* SET TASK: Starting at the beginning of the records and stopping after the line containing "551, 471, 561]", rewrite those lines with "target-activity-code" replaced by "activity-code" and everything else left the same.

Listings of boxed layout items
* * * * * * *

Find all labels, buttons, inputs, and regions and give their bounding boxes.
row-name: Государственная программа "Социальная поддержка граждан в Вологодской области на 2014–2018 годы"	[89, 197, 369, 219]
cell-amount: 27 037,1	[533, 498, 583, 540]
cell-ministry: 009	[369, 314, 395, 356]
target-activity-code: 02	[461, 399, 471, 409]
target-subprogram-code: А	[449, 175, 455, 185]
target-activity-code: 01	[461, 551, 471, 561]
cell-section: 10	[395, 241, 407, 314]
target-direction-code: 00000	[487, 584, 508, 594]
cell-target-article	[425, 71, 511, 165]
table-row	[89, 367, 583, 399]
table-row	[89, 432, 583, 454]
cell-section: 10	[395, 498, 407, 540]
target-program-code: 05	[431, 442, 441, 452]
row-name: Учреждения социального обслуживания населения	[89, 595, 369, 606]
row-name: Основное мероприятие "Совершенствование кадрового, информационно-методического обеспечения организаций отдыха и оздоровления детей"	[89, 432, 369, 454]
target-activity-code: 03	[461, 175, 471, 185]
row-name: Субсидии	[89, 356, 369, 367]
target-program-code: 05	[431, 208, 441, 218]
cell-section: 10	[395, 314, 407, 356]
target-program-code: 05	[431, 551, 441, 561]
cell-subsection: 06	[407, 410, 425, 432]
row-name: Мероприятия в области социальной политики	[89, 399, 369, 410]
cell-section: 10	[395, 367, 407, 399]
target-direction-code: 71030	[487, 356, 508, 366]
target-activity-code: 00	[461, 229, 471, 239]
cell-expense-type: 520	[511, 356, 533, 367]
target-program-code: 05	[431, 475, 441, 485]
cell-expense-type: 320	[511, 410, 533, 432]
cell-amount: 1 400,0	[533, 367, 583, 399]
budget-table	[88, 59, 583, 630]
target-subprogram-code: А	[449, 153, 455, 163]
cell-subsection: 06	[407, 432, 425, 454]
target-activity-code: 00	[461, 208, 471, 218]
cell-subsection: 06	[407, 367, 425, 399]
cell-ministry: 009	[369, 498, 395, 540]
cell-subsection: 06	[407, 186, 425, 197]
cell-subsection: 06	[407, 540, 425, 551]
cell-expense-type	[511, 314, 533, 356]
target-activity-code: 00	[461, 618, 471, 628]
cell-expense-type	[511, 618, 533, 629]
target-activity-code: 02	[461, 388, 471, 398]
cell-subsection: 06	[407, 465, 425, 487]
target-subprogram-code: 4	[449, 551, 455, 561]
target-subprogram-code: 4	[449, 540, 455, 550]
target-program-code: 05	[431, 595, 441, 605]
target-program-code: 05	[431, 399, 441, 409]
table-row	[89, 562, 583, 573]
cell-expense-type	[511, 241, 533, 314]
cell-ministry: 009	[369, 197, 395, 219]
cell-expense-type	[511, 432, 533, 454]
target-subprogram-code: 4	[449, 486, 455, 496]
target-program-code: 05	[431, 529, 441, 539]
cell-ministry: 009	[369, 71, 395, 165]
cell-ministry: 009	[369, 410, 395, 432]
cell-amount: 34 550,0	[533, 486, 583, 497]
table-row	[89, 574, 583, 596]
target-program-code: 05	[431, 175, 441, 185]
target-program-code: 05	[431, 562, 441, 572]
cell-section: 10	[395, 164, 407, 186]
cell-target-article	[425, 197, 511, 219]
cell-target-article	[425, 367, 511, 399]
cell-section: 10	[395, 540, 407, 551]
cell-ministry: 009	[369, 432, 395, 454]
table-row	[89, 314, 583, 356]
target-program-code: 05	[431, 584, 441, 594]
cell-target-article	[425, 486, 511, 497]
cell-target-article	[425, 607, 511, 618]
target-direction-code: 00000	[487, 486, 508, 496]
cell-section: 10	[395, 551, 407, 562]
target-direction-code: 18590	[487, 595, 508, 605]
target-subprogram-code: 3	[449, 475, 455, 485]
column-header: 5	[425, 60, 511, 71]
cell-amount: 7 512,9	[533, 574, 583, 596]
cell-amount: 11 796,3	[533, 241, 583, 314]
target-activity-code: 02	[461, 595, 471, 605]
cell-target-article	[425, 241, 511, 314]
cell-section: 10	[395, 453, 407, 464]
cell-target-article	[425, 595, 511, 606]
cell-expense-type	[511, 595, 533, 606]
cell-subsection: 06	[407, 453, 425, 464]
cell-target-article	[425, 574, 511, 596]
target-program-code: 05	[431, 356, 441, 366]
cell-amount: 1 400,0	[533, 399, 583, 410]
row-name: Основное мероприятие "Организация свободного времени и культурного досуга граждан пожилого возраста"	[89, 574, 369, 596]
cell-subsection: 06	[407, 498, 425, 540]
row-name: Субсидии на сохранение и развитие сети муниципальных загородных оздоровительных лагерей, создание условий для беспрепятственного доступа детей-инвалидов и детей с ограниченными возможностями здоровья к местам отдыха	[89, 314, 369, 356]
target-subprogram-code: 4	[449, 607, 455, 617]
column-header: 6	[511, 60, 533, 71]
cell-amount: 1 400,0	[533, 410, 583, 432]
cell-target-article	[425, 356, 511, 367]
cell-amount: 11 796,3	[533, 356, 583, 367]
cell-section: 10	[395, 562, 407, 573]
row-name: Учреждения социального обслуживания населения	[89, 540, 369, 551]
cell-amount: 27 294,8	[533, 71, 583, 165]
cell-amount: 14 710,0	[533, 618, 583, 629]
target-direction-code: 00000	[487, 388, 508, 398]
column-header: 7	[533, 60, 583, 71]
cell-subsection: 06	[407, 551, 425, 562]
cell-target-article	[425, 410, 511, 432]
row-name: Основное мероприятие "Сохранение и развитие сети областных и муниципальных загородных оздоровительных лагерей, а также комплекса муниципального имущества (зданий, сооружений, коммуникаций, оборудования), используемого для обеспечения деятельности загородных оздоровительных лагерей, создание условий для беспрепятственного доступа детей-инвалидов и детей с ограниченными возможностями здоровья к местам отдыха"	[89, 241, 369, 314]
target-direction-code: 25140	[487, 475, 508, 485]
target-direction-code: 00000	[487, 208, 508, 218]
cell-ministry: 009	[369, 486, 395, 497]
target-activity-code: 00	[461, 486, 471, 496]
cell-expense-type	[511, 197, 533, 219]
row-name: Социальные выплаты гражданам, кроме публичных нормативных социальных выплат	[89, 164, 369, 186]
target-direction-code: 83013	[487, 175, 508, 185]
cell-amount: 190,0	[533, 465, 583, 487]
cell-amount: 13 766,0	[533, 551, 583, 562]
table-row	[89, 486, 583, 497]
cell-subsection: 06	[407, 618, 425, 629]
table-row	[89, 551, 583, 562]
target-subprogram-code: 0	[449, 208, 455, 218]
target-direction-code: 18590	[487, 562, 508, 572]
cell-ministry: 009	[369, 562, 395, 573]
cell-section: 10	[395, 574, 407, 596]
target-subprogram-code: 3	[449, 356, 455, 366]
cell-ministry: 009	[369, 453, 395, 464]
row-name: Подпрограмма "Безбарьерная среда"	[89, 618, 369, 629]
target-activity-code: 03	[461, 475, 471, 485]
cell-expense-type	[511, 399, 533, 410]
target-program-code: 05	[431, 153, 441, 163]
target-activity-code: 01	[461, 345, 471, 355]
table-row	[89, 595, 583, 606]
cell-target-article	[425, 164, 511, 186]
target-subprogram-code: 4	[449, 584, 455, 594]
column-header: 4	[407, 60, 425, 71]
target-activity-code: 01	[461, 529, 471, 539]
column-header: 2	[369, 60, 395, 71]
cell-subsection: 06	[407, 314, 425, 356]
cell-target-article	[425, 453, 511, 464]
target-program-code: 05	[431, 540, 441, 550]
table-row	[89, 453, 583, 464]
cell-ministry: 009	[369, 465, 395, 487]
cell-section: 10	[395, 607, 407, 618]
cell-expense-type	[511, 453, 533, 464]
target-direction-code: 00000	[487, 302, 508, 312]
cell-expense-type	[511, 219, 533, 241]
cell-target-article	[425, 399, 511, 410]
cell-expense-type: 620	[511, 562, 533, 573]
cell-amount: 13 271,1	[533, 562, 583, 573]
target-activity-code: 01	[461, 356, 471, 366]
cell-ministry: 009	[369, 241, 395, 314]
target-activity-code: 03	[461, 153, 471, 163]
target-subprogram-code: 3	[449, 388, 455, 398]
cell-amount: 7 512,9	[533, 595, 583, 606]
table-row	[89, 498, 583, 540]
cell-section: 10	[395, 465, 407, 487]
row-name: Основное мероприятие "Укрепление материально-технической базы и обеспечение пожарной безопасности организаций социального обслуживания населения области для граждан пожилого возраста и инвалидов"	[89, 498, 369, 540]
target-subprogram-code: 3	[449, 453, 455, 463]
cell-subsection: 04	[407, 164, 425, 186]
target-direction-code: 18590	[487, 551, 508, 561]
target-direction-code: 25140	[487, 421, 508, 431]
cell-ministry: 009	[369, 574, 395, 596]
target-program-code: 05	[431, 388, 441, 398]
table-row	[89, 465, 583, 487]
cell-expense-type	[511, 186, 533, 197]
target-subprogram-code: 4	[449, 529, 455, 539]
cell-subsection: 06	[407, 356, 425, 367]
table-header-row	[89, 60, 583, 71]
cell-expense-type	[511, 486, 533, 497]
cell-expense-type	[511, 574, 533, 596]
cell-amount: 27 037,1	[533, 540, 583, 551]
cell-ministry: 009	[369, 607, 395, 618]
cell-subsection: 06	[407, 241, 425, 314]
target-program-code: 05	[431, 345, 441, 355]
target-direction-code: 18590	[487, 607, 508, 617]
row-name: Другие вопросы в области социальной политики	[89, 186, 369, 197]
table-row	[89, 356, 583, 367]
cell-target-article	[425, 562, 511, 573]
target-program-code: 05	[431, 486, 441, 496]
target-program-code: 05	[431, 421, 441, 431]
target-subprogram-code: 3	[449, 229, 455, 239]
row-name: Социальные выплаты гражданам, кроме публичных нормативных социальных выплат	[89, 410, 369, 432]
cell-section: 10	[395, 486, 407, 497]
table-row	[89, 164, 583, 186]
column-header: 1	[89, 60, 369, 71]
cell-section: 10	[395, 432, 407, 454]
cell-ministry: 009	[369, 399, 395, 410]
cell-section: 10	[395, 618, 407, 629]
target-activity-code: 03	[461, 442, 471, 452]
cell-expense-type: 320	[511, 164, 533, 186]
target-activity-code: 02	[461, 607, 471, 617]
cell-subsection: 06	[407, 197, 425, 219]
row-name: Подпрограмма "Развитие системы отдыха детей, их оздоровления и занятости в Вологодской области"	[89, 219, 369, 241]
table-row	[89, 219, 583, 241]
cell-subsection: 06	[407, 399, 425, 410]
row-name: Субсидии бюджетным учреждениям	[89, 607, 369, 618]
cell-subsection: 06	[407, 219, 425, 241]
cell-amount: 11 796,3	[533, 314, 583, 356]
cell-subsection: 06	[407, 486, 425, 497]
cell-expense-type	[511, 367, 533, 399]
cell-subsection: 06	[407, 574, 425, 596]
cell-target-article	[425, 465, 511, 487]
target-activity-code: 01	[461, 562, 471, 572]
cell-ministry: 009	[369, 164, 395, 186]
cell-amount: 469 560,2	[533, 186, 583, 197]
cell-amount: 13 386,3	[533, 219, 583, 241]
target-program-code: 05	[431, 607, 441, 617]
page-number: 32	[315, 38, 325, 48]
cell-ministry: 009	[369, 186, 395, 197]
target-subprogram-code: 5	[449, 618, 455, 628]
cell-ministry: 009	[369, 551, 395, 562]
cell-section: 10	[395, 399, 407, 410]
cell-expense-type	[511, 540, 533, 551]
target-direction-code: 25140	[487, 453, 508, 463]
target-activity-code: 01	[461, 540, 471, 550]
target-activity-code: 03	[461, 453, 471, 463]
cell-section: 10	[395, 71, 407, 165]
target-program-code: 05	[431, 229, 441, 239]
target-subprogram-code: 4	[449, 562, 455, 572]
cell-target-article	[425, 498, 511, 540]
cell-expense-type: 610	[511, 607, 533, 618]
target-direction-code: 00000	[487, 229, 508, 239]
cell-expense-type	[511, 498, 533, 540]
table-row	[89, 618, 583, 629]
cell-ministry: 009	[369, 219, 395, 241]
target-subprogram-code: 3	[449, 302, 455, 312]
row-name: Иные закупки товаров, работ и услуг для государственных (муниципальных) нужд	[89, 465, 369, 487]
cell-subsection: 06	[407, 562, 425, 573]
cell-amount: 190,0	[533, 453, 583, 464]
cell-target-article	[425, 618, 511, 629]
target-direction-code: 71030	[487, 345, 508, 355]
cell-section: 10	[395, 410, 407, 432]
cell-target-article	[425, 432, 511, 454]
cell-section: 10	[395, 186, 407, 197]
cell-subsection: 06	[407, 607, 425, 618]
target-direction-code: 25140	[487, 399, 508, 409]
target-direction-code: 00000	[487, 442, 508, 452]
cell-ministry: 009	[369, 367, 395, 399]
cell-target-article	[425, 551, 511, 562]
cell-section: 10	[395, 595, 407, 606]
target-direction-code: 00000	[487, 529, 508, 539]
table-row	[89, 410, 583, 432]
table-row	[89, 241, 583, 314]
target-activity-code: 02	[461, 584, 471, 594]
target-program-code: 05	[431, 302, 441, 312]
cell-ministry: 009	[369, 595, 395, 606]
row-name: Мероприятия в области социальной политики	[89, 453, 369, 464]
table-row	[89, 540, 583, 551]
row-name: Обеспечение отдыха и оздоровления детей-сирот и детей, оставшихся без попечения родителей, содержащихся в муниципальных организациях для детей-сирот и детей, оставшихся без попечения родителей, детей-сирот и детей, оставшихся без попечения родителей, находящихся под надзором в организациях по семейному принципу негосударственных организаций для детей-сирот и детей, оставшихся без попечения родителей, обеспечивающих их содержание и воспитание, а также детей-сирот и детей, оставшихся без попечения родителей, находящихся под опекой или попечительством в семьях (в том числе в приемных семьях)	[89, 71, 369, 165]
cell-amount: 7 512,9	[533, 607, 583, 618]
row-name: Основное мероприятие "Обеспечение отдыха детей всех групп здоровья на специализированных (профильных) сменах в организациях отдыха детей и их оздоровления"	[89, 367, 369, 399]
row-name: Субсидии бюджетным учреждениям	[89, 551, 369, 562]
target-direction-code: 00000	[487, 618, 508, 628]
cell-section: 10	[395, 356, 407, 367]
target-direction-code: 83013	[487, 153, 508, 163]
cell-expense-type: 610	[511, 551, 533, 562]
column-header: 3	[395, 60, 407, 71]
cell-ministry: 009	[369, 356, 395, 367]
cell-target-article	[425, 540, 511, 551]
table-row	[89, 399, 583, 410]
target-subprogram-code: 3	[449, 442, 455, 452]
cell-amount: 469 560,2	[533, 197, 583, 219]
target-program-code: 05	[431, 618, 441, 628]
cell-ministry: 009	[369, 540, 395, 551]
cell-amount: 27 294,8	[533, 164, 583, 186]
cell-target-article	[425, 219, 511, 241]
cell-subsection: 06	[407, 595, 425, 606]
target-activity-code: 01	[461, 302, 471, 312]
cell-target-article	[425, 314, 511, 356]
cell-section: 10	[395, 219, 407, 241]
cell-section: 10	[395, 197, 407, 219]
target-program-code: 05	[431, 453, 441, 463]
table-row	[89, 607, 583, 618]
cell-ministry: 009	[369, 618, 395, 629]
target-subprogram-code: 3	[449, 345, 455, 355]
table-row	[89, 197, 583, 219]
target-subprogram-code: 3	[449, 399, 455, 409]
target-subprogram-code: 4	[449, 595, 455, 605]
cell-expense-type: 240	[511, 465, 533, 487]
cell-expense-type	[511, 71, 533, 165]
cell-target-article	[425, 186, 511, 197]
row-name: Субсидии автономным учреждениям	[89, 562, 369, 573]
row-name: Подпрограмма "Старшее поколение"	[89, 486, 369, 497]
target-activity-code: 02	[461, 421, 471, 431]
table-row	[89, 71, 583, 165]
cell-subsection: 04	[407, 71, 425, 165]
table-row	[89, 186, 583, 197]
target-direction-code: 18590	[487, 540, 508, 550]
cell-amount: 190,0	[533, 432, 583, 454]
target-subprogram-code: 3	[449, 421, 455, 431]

* * * * * * *

* SOLUTION FOR THIS EXERCISE:
Find all labels, buttons, inputs, and regions and give their bounding boxes.
row-name: Государственная программа "Социальная поддержка граждан в Вологодской области на 2014–2018 годы"	[89, 197, 369, 219]
cell-amount: 27 037,1	[533, 498, 583, 540]
cell-ministry: 009	[369, 314, 395, 356]
activity-code: 02	[461, 399, 471, 409]
target-subprogram-code: А	[449, 175, 455, 185]
activity-code: 01	[461, 551, 471, 561]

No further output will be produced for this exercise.